BEGIN
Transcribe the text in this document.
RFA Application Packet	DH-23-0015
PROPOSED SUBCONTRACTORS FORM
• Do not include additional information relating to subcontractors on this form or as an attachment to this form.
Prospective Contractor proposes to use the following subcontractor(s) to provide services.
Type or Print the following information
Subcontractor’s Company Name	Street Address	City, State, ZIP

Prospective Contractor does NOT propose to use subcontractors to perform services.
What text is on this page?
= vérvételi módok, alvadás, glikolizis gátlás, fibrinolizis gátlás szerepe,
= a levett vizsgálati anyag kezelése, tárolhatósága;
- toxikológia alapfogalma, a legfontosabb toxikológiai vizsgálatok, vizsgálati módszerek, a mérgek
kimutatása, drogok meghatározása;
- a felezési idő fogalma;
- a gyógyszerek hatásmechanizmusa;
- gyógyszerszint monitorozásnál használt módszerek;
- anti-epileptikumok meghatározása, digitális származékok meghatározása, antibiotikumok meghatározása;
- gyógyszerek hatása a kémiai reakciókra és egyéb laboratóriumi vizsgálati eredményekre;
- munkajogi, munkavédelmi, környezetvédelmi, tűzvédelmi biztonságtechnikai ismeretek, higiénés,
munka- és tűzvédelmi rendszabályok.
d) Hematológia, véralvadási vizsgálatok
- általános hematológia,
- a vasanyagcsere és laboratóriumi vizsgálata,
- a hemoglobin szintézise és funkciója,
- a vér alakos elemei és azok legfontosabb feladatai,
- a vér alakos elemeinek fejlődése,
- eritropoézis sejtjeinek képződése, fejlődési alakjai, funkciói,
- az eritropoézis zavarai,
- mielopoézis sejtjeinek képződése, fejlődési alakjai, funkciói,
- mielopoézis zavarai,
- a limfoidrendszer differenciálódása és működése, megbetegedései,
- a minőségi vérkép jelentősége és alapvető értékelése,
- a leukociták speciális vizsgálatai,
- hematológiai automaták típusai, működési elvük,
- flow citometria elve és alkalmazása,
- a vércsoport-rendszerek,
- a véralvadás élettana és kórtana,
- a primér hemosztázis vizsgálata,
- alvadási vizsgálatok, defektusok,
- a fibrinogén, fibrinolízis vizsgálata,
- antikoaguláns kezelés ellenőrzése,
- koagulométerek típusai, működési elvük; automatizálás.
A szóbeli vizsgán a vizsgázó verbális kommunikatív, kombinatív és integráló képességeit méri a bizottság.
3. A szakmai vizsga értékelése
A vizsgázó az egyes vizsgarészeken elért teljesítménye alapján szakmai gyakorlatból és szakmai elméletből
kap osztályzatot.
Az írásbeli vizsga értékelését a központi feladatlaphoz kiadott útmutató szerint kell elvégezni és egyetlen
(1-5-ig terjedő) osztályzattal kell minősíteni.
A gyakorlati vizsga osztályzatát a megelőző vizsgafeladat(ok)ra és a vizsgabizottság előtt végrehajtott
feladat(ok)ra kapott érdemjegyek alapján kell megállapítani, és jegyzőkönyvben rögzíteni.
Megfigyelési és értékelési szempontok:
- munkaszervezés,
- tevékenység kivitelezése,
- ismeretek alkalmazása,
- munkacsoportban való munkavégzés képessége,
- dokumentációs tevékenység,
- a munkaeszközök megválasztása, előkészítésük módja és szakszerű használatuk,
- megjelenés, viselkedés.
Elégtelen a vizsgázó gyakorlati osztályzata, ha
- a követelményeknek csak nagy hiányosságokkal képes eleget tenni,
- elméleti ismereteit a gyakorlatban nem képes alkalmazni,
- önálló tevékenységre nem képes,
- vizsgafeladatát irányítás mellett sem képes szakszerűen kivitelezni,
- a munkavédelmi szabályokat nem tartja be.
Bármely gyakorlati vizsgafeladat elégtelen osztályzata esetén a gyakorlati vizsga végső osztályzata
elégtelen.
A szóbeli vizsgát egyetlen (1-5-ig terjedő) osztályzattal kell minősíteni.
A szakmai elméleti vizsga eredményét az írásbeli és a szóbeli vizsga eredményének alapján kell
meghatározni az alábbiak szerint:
END
WRITTEN INSTRUCTION => Transcribe the records above exactly as they appear.

IN RESPONSE =>
Transcribe the text in this document.
RFA Application Packet	DH-23-0015
PROPOSED SUBCONTRACTORS FORM
• Do not include additional information relating to subcontractors on this form or as an attachment to this form.
Prospective Contractor proposes to use the following subcontractor(s) to provide services.
Type or Print the following information
Subcontractor’s Company Name	Street Address	City, State, ZIP

Prospective Contractor does NOT propose to use subcontractors to perform services.
What text is on this page?
= vérvételi módok, alvadás, glikolizis gátlás, fibrinolizis gátlás szerepe,
= a levett vizsgálati anyag kezelése, tárolhatósága;
- toxikológia alapfogalma, a legfontosabb toxikológiai vizsgálatok, vizsgálati módszerek, a mérgek
kimutatása, drogok meghatározása;
- a felezési idő fogalma;
- a gyógyszerek hatásmechanizmusa;
- gyógyszerszint monitorozásnál használt módszerek;
- anti-epileptikumok meghatározása, digitális származékok meghatározása, antibiotikumok meghatározása;
- gyógyszerek hatása a kémiai reakciókra és egyéb laboratóriumi vizsgálati eredményekre;
- munkajogi, munkavédelmi, környezetvédelmi, tűzvédelmi biztonságtechnikai ismeretek, higiénés,
munka- és tűzvédelmi rendszabályok.
d) Hematológia, véralvadási vizsgálatok
- általános hematológia,
- a vasanyagcsere és laboratóriumi vizsgálata,
- a hemoglobin szintézise és funkciója,
- a vér alakos elemei és azok legfontosabb feladatai,
- a vér alakos elemeinek fejlődése,
- eritropoézis sejtjeinek képződése, fejlődési alakjai, funkciói,
- az eritropoézis zavarai,
- mielopoézis sejtjeinek képződése, fejlődési alakjai, funkciói,
- mielopoézis zavarai,
- a limfoidrendszer differenciálódása és működése, megbetegedései,
- a minőségi vérkép jelentősége és alapvető értékelése,
- a leukociták speciális vizsgálatai,
- hematológiai automaták típusai, működési elvük,
- flow citometria elve és alkalmazása,
- a vércsoport-rendszerek,
- a véralvadás élettana és kórtana,
- a primér hemosztázis vizsgálata,
- alvadási vizsgálatok, defektusok,
- a fibrinogén, fibrinolízis vizsgálata,
- antikoaguláns kezelés ellenőrzése,
- koagulométerek típusai, működési elvük; automatizálás.
A szóbeli vizsgán a vizsgázó verbális kommunikatív, kombinatív és integráló képességeit méri a bizottság.
3. A szakmai vizsga értékelése
A vizsgázó az egyes vizsgarészeken elért teljesítménye alapján szakmai gyakorlatból és szakmai elméletből
kap osztályzatot.
Az írásbeli vizsga értékelését a központi feladatlaphoz kiadott útmutató szerint kell elvégezni és egyetlen
(1-5-ig terjedő) osztályzattal kell minősíteni.
A gyakorlati vizsga osztályzatát a megelőző vizsgafeladat(ok)ra és a vizsgabizottság előtt végrehajtott
feladat(ok)ra kapott érdemjegyek alapján kell megállapítani, és jegyzőkönyvben rögzíteni.
Megfigyelési és értékelési szempontok:
- munkaszervezés,
- tevékenység kivitelezése,
- ismeretek alkalmazása,
- munkacsoportban való munkavégzés képessége,
- dokumentációs tevékenység,
- a munkaeszközök megválasztása, előkészítésük módja és szakszerű használatuk,
- megjelenés, viselkedés.
Elégtelen a vizsgázó gyakorlati osztályzata, ha
- a követelményeknek csak nagy hiányosságokkal képes eleget tenni,
- elméleti ismereteit a gyakorlatban nem képes alkalmazni,
- önálló tevékenységre nem képes,
- vizsgafeladatát irányítás mellett sem képes szakszerűen kivitelezni,
- a munkavédelmi szabályokat nem tartja be.
Bármely gyakorlati vizsgafeladat elégtelen osztályzata esetén a gyakorlati vizsga végső osztályzata
elégtelen.
A szóbeli vizsgát egyetlen (1-5-ig terjedő) osztályzattal kell minősíteni.
A szakmai elméleti vizsga eredményét az írásbeli és a szóbeli vizsga eredményének alapján kell
meghatározni az alábbiak szerint:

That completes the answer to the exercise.